• _REQUIREMENTS_
Every line below that contains "site" is to be copied.

[Chart and figure data]

__________

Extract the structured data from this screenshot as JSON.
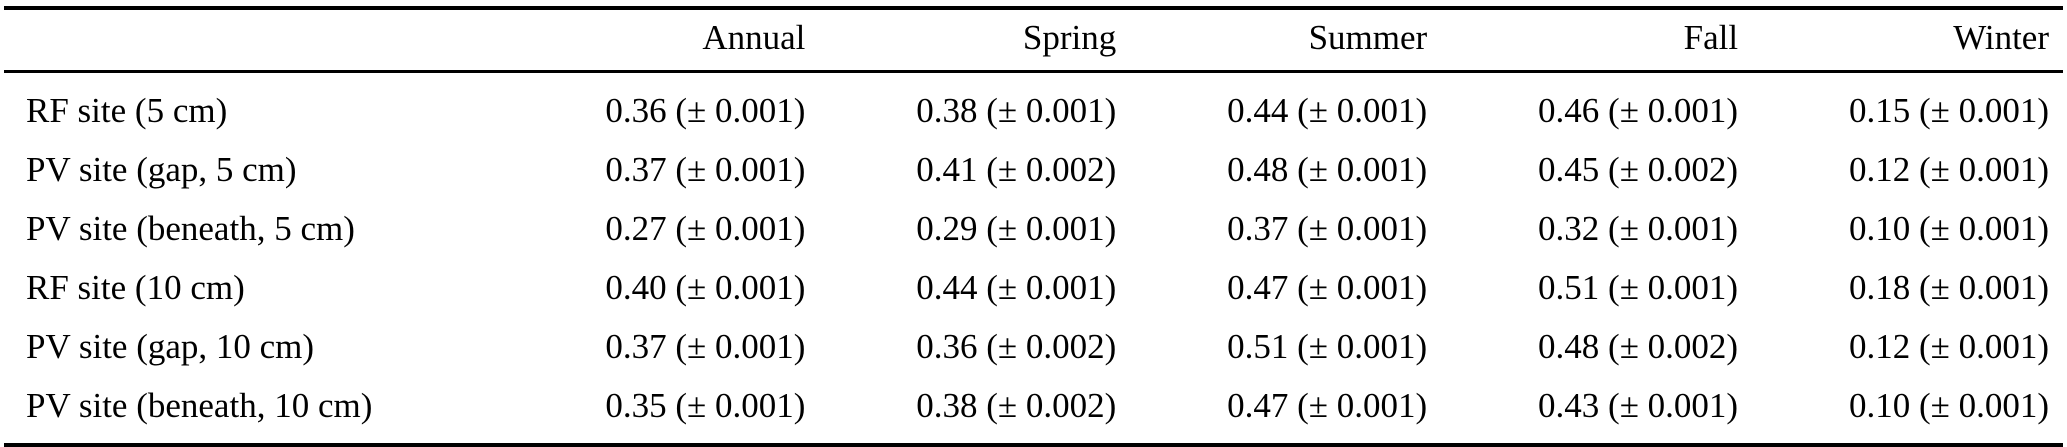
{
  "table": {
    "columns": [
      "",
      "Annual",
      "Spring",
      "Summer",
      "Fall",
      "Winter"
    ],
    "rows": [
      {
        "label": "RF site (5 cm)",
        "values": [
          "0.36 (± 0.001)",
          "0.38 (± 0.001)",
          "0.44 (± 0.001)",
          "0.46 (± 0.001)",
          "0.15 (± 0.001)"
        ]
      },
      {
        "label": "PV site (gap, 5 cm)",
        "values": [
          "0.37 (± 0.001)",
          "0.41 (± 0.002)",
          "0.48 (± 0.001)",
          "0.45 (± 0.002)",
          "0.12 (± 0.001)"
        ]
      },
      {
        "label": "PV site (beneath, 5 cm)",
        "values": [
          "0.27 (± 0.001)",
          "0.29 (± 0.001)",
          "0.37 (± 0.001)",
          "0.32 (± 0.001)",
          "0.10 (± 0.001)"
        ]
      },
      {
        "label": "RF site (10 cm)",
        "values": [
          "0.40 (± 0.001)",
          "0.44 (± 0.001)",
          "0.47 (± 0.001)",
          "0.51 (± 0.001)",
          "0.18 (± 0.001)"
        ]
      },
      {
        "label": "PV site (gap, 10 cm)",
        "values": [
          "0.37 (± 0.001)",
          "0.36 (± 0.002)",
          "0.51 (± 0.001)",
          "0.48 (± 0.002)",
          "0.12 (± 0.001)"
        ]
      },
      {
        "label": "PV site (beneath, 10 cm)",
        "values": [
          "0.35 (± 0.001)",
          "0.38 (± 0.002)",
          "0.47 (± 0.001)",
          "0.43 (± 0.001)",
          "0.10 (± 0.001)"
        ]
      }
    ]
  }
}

__________

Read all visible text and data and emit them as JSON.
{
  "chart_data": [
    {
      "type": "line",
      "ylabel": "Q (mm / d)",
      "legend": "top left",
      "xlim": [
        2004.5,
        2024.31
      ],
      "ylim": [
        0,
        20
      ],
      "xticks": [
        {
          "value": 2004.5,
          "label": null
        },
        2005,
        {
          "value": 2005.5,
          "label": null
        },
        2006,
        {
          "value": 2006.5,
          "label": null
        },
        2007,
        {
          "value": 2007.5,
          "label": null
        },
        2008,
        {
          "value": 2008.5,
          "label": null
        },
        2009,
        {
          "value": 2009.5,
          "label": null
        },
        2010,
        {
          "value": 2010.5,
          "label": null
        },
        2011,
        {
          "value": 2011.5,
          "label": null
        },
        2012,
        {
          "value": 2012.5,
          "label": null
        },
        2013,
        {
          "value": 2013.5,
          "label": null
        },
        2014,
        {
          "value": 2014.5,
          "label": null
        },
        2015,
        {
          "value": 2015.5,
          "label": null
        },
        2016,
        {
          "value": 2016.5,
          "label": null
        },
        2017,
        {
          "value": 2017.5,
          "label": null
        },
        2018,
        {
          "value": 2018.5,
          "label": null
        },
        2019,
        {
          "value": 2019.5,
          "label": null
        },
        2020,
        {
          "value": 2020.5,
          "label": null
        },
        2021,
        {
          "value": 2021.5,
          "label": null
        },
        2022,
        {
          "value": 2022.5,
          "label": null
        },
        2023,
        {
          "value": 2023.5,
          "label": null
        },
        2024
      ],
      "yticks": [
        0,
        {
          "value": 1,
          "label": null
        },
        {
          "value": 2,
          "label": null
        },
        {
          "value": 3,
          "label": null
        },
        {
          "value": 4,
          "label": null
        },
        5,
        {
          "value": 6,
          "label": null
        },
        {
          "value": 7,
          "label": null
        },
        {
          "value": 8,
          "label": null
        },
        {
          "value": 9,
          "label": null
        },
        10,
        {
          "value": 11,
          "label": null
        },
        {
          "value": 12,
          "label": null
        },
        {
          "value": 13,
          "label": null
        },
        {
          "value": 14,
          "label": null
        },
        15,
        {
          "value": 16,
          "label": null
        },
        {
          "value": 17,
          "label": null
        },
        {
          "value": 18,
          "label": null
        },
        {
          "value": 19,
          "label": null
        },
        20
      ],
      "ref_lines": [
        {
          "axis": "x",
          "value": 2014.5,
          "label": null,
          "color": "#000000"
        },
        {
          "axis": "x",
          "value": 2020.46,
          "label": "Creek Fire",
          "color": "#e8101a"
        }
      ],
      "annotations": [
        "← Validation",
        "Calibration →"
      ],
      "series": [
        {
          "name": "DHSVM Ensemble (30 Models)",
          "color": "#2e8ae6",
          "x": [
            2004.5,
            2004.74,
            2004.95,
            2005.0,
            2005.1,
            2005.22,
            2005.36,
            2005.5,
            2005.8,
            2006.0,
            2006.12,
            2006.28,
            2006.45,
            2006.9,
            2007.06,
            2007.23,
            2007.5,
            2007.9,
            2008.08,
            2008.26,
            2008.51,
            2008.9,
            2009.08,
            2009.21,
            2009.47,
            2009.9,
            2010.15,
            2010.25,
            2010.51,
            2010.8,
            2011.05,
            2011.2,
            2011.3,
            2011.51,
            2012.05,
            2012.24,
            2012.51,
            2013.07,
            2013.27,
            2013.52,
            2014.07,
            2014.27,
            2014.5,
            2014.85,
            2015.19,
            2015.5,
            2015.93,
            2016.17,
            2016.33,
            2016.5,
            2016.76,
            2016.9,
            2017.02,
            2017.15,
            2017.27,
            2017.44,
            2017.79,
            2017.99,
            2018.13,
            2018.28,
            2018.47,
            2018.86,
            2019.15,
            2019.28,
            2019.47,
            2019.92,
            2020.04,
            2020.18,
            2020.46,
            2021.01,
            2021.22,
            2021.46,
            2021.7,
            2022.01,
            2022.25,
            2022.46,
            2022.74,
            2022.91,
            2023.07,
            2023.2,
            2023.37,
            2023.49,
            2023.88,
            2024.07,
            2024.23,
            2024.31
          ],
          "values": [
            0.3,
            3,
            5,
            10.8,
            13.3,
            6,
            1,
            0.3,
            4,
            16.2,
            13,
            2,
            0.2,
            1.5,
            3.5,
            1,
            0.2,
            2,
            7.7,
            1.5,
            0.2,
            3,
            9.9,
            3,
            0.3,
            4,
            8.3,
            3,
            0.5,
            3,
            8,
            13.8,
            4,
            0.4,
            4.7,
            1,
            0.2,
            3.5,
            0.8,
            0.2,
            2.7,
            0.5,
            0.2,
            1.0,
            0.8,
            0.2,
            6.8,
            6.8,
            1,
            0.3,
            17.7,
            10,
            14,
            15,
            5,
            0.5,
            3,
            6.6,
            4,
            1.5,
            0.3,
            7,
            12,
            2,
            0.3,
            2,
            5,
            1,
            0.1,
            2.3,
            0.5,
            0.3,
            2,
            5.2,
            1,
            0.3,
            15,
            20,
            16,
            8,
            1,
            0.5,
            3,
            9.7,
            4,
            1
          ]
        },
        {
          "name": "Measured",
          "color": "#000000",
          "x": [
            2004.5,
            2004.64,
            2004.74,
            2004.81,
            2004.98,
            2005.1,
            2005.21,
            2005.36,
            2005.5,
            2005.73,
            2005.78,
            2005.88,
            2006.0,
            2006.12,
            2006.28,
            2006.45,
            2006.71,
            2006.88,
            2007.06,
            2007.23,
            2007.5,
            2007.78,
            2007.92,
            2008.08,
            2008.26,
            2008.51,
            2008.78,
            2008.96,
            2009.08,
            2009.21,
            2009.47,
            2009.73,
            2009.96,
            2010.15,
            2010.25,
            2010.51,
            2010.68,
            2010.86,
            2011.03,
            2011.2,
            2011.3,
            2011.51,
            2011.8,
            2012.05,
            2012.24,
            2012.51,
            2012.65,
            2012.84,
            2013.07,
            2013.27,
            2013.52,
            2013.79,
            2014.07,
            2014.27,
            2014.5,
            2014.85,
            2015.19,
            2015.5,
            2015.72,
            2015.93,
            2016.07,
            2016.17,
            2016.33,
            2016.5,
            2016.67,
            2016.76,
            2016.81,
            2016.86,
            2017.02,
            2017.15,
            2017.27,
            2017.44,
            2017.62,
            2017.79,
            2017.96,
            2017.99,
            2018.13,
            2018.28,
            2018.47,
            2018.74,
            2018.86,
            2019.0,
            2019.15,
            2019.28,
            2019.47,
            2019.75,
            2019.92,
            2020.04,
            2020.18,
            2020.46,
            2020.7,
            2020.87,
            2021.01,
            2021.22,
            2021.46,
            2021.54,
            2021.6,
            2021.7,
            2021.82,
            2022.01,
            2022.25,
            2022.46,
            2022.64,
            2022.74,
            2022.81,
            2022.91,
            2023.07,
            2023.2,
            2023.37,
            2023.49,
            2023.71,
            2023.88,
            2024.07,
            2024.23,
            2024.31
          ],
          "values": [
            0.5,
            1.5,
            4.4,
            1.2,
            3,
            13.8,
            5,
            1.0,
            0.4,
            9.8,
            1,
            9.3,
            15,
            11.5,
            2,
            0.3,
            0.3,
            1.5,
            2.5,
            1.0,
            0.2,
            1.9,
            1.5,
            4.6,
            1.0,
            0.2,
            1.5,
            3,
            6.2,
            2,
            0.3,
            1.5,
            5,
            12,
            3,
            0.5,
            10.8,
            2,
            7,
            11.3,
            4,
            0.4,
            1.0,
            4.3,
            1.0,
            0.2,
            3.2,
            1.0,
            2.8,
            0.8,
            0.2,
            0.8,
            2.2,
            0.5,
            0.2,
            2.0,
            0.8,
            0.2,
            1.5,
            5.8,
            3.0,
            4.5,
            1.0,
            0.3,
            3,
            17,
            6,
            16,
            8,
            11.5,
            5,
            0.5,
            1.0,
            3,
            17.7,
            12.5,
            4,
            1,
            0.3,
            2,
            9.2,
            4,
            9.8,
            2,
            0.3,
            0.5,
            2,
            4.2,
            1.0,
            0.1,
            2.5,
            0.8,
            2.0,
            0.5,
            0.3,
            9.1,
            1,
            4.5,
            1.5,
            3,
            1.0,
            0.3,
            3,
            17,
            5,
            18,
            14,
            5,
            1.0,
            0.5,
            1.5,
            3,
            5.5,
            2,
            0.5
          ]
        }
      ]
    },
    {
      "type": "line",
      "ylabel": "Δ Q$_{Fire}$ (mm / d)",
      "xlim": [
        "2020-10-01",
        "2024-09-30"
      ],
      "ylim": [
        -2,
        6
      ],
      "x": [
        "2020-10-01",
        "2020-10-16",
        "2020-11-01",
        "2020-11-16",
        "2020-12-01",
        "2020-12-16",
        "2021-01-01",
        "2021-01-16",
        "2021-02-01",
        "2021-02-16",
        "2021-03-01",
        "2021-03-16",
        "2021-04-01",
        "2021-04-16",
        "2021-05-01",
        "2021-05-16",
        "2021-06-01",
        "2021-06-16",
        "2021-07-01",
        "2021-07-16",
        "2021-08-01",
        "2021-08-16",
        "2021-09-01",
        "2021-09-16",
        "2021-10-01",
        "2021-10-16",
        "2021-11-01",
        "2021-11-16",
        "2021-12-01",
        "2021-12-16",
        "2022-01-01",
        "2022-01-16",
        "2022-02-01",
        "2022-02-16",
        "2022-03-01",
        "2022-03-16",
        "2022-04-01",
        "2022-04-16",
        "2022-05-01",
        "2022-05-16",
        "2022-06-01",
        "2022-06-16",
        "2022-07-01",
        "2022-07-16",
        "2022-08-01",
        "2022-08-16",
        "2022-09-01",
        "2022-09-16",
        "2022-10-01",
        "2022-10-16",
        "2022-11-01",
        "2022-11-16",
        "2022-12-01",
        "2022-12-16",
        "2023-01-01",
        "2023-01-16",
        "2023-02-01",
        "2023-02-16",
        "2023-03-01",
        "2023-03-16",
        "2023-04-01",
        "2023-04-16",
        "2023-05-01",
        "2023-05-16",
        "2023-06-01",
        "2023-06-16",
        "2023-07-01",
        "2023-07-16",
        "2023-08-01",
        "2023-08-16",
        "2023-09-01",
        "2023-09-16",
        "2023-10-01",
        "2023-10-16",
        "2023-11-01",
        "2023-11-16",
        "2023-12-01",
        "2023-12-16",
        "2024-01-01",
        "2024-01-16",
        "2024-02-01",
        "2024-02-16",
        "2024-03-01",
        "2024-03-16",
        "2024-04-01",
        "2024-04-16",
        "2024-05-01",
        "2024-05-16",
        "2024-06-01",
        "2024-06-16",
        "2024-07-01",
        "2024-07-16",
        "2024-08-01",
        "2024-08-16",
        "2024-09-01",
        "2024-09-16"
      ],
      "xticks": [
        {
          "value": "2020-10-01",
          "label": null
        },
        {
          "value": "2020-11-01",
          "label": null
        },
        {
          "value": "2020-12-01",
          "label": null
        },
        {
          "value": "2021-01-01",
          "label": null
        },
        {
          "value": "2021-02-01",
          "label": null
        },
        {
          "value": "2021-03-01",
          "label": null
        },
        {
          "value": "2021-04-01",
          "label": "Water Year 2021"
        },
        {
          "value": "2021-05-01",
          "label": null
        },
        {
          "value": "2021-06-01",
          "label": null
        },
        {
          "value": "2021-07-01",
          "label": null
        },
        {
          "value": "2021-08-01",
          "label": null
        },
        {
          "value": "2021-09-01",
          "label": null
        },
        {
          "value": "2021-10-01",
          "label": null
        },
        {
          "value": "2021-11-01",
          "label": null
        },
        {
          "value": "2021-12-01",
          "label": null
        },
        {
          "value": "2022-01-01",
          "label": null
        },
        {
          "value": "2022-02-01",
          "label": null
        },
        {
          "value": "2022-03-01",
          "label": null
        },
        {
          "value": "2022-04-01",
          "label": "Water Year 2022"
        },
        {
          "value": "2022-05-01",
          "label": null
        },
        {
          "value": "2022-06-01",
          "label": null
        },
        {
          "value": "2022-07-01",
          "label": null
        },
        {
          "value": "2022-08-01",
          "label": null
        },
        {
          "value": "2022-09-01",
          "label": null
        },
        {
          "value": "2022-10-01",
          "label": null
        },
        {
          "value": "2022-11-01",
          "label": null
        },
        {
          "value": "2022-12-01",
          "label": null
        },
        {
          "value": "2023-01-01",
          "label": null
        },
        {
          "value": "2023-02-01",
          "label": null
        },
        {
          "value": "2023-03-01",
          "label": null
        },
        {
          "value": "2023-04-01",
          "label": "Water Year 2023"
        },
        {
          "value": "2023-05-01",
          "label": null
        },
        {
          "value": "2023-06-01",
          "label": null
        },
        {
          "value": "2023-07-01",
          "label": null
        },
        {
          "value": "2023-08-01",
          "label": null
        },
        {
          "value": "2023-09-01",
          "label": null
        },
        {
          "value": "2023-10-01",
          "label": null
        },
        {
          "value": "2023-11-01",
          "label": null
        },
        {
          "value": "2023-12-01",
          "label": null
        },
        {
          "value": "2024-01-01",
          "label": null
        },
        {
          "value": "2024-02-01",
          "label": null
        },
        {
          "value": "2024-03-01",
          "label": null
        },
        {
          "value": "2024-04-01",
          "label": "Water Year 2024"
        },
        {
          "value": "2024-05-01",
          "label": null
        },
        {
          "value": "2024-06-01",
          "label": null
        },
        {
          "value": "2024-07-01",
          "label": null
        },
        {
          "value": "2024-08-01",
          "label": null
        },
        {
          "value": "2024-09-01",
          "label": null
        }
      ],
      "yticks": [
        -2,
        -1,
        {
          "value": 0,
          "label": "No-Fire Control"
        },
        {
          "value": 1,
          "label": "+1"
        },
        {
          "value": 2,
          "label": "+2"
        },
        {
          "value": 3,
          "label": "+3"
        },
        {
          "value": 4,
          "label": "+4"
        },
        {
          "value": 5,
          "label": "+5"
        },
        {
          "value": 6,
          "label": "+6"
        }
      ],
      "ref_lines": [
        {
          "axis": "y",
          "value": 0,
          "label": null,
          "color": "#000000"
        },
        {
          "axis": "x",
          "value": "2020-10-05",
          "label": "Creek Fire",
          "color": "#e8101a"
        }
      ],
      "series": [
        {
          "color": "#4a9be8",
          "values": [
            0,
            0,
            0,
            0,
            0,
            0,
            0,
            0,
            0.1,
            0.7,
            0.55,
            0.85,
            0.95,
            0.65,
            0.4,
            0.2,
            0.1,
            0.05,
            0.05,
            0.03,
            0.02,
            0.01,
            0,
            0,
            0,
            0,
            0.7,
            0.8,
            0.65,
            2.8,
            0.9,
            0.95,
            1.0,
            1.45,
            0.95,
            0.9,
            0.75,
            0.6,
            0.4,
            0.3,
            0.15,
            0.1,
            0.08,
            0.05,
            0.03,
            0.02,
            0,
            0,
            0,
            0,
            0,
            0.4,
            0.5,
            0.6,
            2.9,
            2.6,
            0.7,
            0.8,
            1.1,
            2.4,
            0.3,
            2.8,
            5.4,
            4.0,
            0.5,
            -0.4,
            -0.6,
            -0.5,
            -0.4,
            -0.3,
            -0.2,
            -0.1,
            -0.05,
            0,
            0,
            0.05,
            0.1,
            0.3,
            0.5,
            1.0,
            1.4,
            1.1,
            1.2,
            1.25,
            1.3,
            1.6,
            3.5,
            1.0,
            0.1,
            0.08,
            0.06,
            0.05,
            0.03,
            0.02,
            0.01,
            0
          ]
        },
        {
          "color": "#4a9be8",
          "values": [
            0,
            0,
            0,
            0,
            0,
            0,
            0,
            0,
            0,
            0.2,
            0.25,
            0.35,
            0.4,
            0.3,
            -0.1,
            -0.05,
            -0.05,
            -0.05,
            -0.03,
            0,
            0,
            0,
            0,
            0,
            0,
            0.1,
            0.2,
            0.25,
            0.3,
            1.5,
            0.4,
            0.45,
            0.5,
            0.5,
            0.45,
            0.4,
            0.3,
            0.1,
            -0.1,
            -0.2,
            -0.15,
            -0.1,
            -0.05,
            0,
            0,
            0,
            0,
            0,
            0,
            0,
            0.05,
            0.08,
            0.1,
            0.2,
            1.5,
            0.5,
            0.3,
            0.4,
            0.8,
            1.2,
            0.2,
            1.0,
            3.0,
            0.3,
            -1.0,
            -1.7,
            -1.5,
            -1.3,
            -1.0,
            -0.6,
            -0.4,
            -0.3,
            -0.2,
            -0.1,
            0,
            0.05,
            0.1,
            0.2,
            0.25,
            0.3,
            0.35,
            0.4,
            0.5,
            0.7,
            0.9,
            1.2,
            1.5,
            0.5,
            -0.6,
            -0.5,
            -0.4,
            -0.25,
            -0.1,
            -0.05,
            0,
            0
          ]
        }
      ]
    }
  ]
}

__________

• _WRITTEN RESPONSE_
        "label": "RF site (5 cm)",
        "label": "PV site (gap, 5 cm)",
        "label": "PV site (beneath, 5 cm)",
        "label": "RF site (10 cm)",
        "label": "PV site (gap, 10 cm)",
        "label": "PV site (beneath, 10 cm)",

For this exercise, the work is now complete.